(Dataset listings of figures)
———
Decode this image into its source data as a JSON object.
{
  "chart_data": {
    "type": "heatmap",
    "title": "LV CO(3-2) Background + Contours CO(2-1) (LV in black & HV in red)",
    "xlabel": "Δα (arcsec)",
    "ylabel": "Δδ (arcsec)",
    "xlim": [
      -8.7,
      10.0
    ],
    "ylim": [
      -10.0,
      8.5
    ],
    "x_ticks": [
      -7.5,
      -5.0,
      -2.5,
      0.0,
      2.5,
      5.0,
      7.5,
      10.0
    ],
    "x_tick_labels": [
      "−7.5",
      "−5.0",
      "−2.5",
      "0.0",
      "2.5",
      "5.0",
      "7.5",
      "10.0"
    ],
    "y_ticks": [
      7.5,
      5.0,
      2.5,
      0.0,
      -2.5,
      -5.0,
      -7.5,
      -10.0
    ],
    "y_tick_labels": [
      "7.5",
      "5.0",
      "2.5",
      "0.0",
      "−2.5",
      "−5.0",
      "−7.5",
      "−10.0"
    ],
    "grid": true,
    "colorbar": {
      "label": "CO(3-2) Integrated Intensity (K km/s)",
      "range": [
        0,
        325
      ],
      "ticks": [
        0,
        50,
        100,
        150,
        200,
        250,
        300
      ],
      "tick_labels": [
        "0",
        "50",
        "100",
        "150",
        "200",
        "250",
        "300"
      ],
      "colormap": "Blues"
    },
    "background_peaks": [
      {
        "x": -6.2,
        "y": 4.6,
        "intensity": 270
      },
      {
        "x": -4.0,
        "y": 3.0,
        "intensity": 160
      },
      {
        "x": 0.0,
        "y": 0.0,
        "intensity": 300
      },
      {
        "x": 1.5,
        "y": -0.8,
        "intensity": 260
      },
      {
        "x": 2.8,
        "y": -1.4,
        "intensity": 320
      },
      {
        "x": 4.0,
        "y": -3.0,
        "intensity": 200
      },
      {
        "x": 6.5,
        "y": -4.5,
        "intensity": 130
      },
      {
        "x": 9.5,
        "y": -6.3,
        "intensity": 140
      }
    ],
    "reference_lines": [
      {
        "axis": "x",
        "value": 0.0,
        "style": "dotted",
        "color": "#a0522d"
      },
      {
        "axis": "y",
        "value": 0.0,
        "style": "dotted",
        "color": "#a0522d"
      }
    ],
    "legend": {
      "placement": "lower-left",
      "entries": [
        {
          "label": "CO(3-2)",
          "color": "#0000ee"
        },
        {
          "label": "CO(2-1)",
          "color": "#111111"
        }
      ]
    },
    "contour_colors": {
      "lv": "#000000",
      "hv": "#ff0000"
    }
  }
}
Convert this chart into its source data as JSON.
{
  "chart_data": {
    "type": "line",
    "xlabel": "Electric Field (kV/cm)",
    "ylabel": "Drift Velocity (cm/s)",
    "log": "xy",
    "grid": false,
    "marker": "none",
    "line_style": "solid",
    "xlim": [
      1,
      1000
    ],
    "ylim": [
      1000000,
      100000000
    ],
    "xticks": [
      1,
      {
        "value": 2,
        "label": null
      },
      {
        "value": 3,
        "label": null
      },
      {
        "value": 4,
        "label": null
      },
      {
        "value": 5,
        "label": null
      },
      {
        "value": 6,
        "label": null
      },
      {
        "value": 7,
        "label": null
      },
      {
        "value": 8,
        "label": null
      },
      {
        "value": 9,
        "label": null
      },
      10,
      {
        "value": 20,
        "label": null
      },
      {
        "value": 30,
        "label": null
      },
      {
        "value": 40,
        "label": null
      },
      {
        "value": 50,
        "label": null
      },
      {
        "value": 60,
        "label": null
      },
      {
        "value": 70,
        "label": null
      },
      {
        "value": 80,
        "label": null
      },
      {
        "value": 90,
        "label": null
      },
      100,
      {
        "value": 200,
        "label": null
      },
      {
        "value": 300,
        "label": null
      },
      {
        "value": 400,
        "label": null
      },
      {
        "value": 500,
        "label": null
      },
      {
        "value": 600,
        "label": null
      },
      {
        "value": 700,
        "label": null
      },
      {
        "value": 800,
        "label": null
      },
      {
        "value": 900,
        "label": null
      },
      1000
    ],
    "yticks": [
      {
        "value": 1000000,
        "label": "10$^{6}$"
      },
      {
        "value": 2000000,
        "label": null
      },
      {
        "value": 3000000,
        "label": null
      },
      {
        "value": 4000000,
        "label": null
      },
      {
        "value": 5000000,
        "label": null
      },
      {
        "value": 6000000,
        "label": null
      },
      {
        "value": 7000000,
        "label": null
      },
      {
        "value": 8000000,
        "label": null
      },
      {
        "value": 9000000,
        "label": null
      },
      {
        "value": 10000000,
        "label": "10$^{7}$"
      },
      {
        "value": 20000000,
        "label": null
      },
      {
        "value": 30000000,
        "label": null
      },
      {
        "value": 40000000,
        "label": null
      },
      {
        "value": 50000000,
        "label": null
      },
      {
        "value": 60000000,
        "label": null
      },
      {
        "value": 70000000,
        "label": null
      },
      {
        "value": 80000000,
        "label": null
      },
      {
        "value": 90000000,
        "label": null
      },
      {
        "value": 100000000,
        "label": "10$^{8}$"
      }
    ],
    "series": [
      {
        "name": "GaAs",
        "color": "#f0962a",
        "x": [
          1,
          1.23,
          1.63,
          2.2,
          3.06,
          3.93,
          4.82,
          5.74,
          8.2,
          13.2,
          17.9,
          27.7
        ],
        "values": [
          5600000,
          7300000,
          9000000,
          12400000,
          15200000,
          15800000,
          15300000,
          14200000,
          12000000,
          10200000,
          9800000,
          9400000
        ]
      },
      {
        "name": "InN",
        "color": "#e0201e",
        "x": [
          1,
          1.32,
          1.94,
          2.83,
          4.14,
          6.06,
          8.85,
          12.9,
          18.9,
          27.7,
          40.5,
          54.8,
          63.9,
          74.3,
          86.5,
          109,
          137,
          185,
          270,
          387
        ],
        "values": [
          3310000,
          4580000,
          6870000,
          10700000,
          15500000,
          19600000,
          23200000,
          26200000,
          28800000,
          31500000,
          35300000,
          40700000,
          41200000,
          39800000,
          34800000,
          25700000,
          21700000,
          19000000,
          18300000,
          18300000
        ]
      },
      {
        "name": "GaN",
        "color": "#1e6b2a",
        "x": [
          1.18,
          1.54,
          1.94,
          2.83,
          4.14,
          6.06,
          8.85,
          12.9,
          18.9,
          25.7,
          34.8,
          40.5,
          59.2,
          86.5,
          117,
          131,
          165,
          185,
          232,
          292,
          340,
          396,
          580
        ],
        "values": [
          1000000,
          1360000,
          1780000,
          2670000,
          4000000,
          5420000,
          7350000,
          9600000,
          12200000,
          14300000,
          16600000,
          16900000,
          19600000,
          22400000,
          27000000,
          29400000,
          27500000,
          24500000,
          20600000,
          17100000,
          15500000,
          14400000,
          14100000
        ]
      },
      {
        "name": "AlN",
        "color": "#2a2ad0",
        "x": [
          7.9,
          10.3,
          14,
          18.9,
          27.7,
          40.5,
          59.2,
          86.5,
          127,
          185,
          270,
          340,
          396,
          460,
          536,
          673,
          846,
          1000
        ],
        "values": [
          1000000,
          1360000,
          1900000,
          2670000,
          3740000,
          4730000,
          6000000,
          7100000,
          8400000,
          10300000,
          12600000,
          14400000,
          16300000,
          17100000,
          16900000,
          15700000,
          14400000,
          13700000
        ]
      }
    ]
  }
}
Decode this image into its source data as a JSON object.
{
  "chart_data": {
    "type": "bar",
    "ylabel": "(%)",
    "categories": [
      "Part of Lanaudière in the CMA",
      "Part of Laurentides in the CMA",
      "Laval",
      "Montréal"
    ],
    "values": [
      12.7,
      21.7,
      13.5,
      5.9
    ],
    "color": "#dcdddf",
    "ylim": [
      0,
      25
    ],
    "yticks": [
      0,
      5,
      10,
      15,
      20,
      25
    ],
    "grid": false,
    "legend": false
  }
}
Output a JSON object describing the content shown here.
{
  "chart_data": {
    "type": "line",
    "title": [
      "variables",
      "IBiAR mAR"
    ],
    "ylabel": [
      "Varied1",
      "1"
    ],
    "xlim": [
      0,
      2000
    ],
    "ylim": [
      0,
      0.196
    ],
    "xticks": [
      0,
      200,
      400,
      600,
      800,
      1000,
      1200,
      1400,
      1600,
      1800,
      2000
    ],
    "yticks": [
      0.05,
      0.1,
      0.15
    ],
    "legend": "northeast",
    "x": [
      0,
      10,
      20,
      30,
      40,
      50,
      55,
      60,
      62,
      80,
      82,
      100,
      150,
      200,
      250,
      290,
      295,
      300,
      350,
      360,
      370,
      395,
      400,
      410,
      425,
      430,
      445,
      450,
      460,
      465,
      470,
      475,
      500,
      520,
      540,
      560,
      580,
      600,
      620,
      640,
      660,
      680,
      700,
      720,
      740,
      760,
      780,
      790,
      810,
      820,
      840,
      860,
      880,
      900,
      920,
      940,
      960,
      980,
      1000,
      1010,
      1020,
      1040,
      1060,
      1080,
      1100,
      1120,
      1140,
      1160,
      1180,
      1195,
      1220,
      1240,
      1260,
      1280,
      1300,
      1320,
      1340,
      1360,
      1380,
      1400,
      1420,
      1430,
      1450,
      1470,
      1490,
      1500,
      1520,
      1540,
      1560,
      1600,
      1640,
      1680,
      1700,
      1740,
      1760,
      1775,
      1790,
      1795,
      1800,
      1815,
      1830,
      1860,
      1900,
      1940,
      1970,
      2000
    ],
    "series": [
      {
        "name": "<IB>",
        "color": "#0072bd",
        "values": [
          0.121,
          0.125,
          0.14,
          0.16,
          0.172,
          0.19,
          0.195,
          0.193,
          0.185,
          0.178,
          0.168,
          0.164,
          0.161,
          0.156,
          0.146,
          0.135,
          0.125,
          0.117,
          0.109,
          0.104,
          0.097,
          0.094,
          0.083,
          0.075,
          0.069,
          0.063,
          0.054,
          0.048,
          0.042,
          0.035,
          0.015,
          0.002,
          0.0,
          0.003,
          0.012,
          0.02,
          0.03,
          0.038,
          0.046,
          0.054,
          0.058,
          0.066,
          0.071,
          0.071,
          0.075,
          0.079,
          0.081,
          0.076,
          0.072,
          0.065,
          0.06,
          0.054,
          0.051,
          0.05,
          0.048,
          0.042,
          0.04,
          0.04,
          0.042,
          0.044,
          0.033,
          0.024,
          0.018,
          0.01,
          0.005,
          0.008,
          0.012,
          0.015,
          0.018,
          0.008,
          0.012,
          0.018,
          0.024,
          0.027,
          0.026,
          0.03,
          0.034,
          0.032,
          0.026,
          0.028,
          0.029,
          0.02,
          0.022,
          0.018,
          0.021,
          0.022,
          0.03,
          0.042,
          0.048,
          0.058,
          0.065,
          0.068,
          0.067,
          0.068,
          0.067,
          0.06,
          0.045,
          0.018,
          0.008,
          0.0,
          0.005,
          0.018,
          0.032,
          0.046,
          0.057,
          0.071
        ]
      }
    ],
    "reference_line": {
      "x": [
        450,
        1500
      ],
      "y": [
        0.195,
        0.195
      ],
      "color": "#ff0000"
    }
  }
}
———
> _YOUR OBJECTIVE_
State the count of lines holding the string "ylabel" in the listing above, and nothing else.

> _REPLY TO THE EXERCISE_
4